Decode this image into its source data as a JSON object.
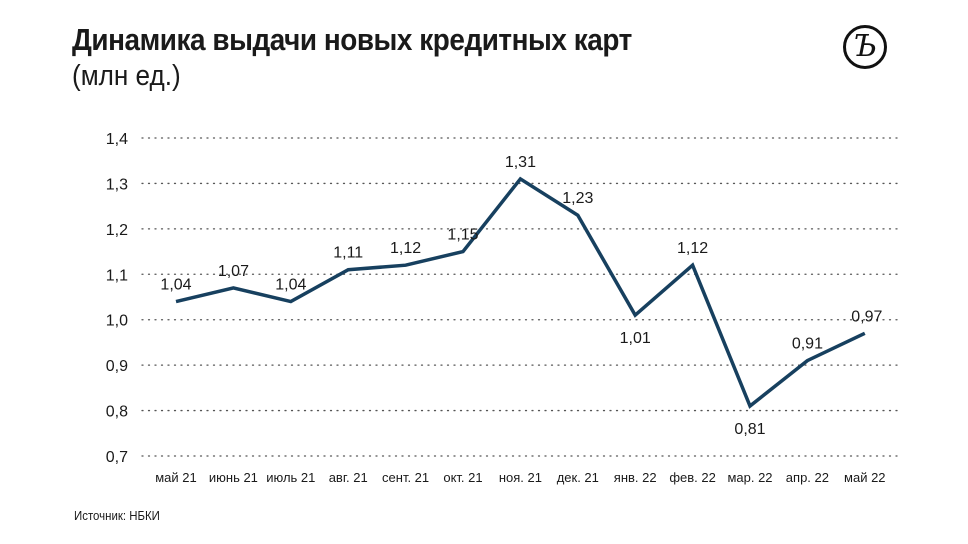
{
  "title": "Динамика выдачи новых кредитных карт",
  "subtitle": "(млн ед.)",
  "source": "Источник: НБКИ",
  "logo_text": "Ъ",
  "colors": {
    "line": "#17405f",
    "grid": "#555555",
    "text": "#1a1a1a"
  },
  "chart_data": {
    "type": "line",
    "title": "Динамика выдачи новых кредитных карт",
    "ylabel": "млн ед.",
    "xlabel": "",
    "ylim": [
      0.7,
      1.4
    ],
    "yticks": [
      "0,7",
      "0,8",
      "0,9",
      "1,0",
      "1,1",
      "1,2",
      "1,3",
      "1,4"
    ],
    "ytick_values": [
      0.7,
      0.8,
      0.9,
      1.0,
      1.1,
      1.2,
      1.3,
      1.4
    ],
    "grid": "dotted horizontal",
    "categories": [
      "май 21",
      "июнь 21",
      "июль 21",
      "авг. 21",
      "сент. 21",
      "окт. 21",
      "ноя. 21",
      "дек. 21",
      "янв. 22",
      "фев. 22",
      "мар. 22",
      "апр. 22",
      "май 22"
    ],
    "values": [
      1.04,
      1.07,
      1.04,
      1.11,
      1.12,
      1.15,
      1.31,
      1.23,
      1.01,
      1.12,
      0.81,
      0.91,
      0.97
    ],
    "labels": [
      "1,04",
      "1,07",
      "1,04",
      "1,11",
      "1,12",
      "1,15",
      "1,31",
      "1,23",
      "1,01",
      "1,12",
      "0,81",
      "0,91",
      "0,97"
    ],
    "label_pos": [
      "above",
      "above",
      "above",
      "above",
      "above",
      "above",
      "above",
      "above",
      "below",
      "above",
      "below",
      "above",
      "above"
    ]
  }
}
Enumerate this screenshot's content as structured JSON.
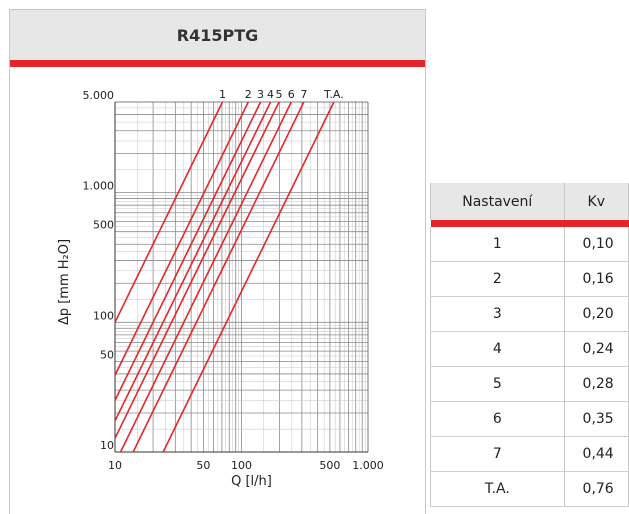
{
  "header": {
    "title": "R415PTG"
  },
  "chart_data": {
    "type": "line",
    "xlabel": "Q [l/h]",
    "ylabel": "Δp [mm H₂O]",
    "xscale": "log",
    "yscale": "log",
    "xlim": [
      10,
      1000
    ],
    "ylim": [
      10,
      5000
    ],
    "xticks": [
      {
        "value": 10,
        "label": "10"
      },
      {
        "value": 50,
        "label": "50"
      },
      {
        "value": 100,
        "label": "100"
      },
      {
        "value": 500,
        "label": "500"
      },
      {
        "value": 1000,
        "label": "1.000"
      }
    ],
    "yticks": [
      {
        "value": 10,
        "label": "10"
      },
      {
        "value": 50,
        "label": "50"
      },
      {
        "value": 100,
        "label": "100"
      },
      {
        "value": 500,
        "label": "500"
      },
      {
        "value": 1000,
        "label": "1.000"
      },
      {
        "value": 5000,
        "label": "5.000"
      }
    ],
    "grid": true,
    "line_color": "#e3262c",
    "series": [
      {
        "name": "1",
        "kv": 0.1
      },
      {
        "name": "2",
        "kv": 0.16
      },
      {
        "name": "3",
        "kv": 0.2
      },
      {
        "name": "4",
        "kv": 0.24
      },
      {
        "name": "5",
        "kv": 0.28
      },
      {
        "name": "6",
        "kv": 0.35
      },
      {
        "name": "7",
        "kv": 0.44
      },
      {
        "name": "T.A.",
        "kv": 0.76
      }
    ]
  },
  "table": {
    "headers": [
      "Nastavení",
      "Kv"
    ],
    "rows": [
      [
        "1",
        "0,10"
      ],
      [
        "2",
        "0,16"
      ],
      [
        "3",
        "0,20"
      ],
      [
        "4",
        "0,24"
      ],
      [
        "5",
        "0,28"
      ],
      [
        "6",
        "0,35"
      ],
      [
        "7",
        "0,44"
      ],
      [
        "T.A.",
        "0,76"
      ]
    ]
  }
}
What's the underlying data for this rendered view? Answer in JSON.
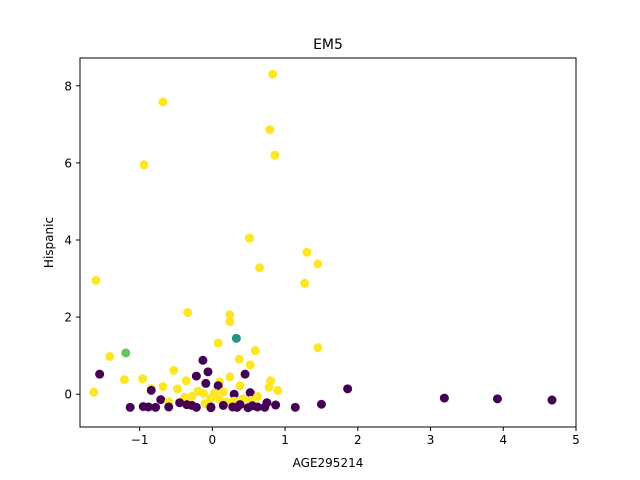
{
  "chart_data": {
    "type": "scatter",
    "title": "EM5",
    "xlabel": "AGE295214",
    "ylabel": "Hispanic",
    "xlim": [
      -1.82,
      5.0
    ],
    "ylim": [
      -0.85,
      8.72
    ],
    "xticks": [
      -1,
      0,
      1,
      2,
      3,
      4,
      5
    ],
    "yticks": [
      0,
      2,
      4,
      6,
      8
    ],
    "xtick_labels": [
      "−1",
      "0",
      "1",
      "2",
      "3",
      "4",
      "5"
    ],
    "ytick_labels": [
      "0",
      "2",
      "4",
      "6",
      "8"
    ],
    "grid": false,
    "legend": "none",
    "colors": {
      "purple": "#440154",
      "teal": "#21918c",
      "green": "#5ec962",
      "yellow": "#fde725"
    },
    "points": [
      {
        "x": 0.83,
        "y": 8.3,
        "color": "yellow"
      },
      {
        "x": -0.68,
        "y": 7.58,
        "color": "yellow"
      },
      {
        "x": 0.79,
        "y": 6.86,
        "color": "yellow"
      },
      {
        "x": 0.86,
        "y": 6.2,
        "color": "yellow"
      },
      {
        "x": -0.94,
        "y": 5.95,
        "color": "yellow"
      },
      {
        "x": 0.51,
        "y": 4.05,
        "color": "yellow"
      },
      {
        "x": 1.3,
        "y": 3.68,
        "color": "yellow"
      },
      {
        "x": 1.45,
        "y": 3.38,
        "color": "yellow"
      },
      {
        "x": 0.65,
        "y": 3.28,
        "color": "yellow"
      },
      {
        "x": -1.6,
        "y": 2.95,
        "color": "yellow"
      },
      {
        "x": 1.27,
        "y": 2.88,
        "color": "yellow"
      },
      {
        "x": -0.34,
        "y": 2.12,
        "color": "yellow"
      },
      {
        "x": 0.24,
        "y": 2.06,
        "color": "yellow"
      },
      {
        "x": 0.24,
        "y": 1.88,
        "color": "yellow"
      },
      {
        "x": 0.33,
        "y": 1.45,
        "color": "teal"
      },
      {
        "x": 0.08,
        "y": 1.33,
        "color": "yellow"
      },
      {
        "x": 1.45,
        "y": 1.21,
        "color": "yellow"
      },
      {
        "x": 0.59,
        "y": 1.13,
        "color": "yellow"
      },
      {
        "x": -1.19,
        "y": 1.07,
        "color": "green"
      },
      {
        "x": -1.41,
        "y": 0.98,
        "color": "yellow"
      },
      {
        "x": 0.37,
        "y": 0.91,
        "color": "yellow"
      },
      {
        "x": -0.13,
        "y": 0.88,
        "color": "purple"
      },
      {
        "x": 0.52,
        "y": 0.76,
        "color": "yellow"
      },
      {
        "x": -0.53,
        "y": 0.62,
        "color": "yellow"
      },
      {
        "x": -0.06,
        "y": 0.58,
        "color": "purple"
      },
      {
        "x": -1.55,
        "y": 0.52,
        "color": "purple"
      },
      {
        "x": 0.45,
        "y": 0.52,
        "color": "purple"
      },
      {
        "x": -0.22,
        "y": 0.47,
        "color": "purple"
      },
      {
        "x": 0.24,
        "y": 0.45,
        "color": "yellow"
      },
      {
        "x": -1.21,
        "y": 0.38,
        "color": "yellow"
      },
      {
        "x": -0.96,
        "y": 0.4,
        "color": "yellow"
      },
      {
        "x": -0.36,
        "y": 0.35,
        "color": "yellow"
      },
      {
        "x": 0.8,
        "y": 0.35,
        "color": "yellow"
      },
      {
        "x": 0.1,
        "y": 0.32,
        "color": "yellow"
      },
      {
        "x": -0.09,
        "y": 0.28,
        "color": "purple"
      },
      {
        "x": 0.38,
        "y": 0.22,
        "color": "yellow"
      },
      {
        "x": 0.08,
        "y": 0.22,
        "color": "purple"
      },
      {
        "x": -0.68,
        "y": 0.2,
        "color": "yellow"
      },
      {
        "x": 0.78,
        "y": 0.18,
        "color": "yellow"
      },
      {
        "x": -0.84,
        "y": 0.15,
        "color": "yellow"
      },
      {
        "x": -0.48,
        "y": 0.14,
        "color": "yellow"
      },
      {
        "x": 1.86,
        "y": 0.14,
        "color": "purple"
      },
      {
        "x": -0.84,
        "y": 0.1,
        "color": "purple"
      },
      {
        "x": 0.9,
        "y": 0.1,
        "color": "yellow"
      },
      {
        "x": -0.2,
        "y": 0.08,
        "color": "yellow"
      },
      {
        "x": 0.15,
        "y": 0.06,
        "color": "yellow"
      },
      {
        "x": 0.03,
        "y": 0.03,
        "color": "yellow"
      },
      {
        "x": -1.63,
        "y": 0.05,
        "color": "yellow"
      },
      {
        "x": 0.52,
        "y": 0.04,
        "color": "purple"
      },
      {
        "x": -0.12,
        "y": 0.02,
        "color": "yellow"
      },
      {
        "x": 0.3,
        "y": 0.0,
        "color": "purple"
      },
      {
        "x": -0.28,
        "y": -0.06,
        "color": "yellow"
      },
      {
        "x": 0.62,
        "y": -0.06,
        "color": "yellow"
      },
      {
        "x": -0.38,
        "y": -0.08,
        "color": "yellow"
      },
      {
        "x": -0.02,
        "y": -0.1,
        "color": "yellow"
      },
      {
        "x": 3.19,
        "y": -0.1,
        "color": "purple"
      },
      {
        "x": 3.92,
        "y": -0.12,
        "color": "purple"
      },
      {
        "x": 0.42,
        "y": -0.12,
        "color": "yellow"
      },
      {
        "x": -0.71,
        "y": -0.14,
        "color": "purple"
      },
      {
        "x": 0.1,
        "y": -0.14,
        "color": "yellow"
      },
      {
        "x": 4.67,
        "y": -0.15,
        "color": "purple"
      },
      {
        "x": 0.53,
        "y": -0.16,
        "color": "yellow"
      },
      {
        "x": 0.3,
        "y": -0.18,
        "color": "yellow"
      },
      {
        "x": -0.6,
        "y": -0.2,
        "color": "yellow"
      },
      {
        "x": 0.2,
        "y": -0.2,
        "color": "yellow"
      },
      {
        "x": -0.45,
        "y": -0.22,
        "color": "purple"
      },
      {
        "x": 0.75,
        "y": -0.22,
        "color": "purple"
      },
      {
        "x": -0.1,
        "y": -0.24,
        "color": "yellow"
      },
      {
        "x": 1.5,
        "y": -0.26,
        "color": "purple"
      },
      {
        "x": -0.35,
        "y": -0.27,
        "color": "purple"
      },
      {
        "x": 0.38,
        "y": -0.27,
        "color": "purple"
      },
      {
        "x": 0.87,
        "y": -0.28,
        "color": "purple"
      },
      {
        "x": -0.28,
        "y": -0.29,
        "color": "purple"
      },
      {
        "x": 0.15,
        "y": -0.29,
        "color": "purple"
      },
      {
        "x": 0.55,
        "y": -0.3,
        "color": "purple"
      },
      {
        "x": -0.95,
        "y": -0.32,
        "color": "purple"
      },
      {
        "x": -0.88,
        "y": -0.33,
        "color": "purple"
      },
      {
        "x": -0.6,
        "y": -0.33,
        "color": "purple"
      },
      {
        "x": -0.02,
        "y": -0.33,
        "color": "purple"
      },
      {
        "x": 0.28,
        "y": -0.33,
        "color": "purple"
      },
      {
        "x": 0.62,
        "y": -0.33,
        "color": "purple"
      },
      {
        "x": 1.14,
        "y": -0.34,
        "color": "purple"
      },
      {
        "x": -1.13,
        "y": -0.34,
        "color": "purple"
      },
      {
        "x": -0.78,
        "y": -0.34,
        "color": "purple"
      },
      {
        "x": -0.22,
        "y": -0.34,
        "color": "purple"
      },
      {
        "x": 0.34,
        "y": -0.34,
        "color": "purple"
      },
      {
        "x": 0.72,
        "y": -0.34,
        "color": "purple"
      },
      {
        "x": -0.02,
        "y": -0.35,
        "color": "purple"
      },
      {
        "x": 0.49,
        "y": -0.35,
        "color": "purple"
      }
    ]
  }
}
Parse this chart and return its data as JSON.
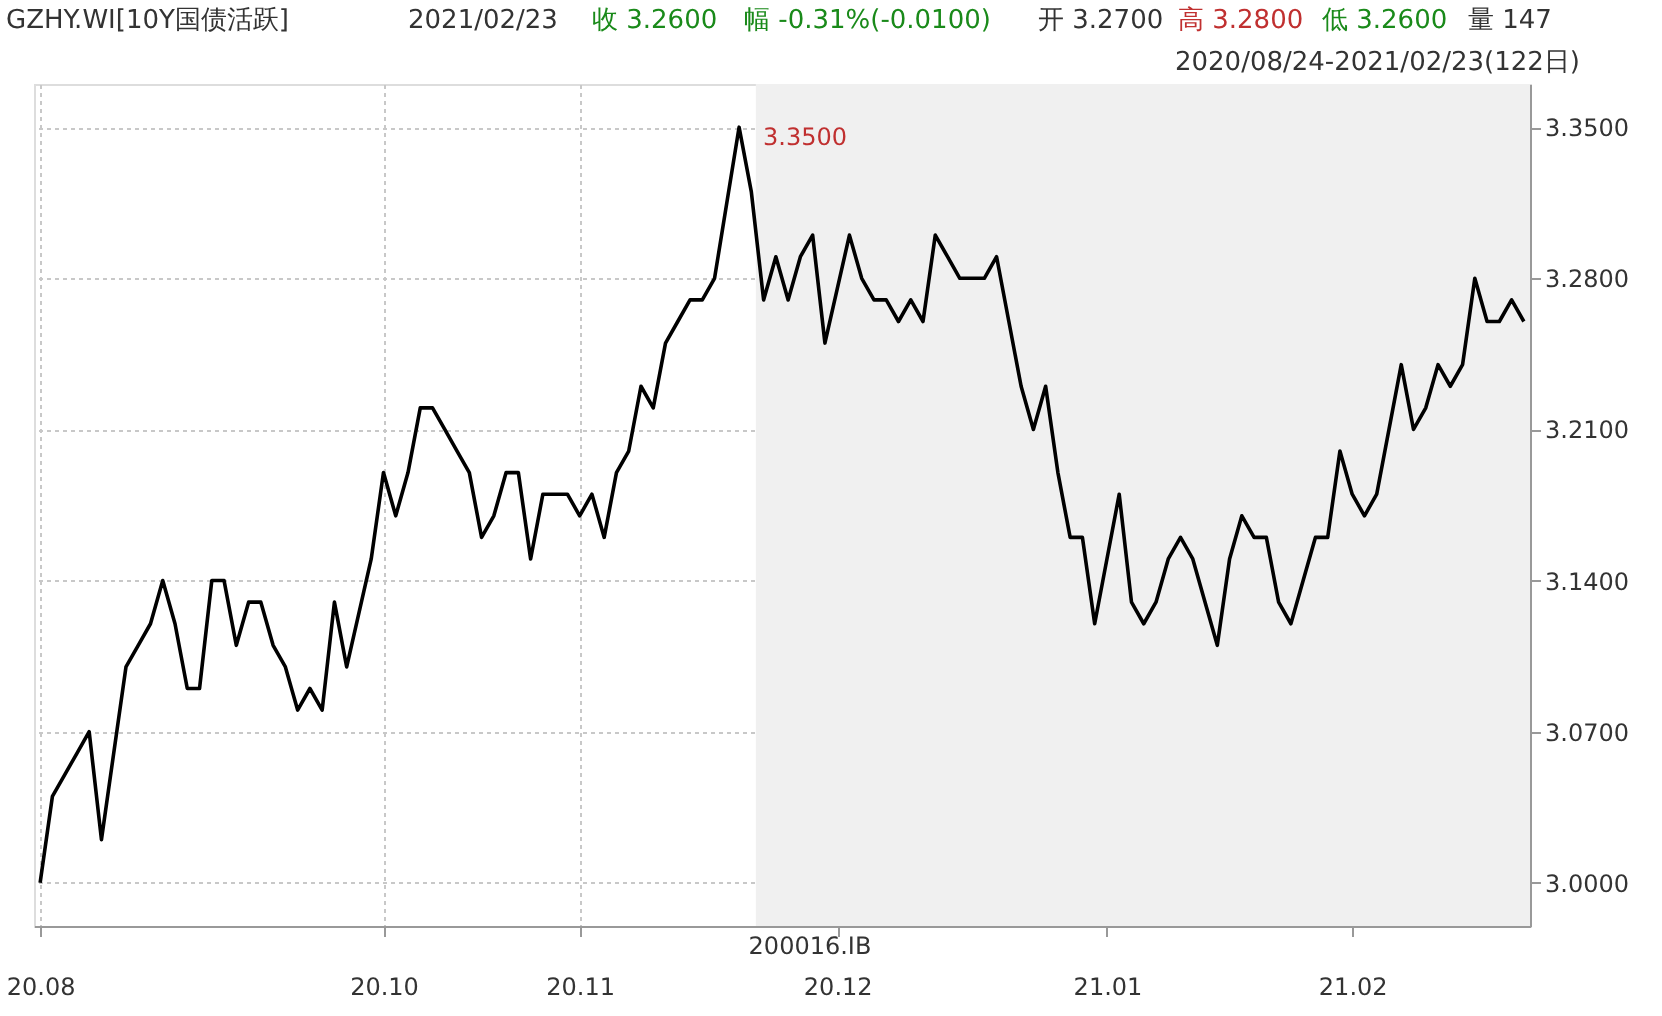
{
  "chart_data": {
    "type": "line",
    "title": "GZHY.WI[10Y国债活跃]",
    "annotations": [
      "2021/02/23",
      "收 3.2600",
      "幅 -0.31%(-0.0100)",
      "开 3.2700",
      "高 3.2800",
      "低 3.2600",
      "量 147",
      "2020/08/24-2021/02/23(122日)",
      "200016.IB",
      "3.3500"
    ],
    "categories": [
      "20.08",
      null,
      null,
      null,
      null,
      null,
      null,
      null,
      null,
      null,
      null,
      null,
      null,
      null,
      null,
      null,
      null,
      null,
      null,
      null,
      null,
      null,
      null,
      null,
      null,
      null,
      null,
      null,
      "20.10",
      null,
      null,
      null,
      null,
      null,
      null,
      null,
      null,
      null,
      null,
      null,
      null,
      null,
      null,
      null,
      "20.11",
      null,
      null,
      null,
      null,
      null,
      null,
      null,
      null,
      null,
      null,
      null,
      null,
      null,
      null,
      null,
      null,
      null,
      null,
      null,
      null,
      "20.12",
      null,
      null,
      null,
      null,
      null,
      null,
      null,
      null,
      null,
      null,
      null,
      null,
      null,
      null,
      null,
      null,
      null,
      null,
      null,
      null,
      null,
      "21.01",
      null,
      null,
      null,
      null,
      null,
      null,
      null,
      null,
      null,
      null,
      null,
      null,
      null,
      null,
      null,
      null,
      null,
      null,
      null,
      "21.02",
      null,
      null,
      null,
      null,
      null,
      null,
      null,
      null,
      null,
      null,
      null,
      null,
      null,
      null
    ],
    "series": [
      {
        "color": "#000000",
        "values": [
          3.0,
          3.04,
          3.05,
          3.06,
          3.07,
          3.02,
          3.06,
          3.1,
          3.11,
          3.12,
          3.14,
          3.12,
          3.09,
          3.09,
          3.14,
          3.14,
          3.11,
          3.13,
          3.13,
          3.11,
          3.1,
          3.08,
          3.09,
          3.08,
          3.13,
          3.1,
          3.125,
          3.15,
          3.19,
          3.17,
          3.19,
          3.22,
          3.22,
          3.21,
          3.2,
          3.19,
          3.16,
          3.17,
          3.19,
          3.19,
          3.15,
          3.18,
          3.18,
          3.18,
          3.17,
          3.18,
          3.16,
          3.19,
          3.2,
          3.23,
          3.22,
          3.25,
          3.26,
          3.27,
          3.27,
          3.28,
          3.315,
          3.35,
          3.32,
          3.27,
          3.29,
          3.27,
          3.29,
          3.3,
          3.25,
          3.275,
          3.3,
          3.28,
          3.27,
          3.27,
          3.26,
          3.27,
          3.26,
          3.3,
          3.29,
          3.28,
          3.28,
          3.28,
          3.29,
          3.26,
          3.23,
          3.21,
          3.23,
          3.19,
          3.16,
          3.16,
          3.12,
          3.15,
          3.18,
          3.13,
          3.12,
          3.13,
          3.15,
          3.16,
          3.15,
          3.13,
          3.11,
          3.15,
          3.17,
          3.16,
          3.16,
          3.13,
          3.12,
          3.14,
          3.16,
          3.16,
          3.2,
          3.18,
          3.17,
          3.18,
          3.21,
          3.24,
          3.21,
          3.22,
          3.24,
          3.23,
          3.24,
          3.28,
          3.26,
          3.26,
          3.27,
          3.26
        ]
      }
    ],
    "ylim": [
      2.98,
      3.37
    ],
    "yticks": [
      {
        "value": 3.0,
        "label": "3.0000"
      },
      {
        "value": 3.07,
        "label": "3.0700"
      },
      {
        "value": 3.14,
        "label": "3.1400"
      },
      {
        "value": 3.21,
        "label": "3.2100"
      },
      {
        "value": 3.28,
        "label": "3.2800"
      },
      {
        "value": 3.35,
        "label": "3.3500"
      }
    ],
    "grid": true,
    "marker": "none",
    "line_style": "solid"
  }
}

+===+

GOAL =>
Extract every line of the records above that contains the word "карт".

EXPECTED ANSWER =>
  "title": "Динамика выдачи новых кредитных карт",
    "title": "Динамика выдачи новых кредитных карт",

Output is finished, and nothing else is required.